- [What the exercise asks]:
Using the records below, locate all lines containing "self" and return them.

[Start of Extracted material]

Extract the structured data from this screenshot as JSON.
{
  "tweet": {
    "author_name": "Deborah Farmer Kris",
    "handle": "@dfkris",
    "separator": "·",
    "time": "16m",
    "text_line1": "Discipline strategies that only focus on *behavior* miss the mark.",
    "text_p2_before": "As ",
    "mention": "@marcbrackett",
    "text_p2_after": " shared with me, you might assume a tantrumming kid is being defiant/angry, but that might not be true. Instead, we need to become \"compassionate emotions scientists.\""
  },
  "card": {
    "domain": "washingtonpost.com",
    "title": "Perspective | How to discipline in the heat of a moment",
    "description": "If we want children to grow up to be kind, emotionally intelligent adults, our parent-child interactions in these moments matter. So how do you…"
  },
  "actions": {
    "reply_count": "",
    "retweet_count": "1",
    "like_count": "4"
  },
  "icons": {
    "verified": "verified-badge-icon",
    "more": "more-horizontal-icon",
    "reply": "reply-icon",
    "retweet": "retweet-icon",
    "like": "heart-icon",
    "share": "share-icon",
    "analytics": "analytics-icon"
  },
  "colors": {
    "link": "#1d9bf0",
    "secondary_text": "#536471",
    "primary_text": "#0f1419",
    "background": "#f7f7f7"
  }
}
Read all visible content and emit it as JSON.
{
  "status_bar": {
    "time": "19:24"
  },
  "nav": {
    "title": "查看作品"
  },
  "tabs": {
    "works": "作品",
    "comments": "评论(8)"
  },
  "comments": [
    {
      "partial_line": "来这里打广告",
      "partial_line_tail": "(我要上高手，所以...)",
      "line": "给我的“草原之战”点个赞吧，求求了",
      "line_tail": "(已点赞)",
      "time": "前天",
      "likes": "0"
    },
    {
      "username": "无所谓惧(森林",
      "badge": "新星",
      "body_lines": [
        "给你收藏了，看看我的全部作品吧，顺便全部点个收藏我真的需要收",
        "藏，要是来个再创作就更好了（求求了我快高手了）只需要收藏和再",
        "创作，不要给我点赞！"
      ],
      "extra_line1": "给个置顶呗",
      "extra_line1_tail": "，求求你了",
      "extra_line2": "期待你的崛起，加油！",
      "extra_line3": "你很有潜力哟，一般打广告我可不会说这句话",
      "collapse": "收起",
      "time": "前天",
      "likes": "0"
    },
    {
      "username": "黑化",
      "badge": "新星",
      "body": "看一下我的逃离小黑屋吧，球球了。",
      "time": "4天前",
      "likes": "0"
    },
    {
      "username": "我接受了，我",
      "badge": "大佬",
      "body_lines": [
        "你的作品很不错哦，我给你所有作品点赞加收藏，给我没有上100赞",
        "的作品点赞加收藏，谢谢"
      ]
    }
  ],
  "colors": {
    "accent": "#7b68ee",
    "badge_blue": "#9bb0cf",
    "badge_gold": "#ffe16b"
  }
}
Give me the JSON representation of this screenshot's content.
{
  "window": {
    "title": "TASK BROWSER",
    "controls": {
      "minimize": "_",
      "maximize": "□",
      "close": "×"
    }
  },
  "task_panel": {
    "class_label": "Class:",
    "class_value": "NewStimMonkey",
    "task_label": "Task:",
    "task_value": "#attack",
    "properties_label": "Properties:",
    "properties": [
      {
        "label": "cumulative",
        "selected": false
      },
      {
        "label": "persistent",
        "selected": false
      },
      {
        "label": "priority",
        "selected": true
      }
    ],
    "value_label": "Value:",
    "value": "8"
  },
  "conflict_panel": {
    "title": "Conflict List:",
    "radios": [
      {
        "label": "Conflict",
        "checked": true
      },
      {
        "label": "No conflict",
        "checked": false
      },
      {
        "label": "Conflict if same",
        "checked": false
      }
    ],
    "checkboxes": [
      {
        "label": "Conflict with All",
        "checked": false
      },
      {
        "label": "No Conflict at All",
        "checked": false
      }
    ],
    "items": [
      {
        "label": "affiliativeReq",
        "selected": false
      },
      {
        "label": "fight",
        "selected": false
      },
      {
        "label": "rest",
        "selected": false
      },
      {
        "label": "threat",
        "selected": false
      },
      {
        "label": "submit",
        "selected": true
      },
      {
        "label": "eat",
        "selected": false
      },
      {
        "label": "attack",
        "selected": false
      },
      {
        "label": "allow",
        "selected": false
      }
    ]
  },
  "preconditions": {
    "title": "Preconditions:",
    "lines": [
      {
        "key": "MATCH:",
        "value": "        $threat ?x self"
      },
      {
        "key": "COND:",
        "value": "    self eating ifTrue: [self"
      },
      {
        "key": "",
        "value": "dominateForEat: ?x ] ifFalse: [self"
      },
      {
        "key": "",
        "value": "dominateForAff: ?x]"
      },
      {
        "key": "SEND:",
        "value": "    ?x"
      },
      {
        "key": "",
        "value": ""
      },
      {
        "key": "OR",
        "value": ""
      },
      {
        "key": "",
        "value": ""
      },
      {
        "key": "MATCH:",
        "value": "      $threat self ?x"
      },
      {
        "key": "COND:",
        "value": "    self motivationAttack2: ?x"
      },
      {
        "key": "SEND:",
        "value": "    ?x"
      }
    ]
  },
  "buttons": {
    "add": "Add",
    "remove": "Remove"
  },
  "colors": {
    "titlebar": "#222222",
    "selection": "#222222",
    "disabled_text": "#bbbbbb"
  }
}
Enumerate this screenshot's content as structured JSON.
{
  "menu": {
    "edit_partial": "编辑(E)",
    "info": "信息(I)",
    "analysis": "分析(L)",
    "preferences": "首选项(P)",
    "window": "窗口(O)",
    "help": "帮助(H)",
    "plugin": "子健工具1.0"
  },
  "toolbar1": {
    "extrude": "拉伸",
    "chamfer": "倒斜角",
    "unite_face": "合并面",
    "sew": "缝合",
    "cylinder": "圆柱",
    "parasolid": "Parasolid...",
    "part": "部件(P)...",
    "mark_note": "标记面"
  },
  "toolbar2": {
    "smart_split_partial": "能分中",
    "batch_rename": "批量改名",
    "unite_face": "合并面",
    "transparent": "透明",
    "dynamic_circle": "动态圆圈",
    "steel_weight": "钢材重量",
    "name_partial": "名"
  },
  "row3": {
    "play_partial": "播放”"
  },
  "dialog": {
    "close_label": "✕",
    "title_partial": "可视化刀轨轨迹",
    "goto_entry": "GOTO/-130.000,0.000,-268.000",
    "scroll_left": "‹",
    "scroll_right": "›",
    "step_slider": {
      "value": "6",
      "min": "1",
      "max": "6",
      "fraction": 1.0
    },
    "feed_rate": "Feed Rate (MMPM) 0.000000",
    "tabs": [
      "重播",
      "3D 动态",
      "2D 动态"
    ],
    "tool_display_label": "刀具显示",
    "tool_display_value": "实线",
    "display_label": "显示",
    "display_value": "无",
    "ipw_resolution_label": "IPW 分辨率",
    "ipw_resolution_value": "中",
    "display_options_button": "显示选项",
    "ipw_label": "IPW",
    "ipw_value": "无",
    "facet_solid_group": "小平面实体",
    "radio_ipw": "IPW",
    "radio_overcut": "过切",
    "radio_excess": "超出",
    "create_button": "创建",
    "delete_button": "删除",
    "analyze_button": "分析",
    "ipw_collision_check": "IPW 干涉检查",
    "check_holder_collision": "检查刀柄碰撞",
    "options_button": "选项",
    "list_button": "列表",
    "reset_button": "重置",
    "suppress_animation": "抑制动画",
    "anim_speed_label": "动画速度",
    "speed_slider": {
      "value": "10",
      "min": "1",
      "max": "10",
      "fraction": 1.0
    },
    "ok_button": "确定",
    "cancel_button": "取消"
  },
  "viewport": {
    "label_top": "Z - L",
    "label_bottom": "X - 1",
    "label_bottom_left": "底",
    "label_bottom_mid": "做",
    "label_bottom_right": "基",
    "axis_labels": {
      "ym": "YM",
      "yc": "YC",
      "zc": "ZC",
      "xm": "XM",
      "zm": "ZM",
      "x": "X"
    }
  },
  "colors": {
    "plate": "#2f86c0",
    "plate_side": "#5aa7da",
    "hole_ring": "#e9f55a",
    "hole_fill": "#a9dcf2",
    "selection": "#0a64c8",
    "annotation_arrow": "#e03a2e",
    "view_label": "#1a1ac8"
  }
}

[End of Extracted material]

- [Result of the task]:
        "value": "        $threat ?x self"
        "value": "    self eating ifTrue: [self"
        "value": "dominateForEat: ?x ] ifFalse: [self"
        "value": "      $threat self ?x"
        "value": "    self motivationAttack2: ?x"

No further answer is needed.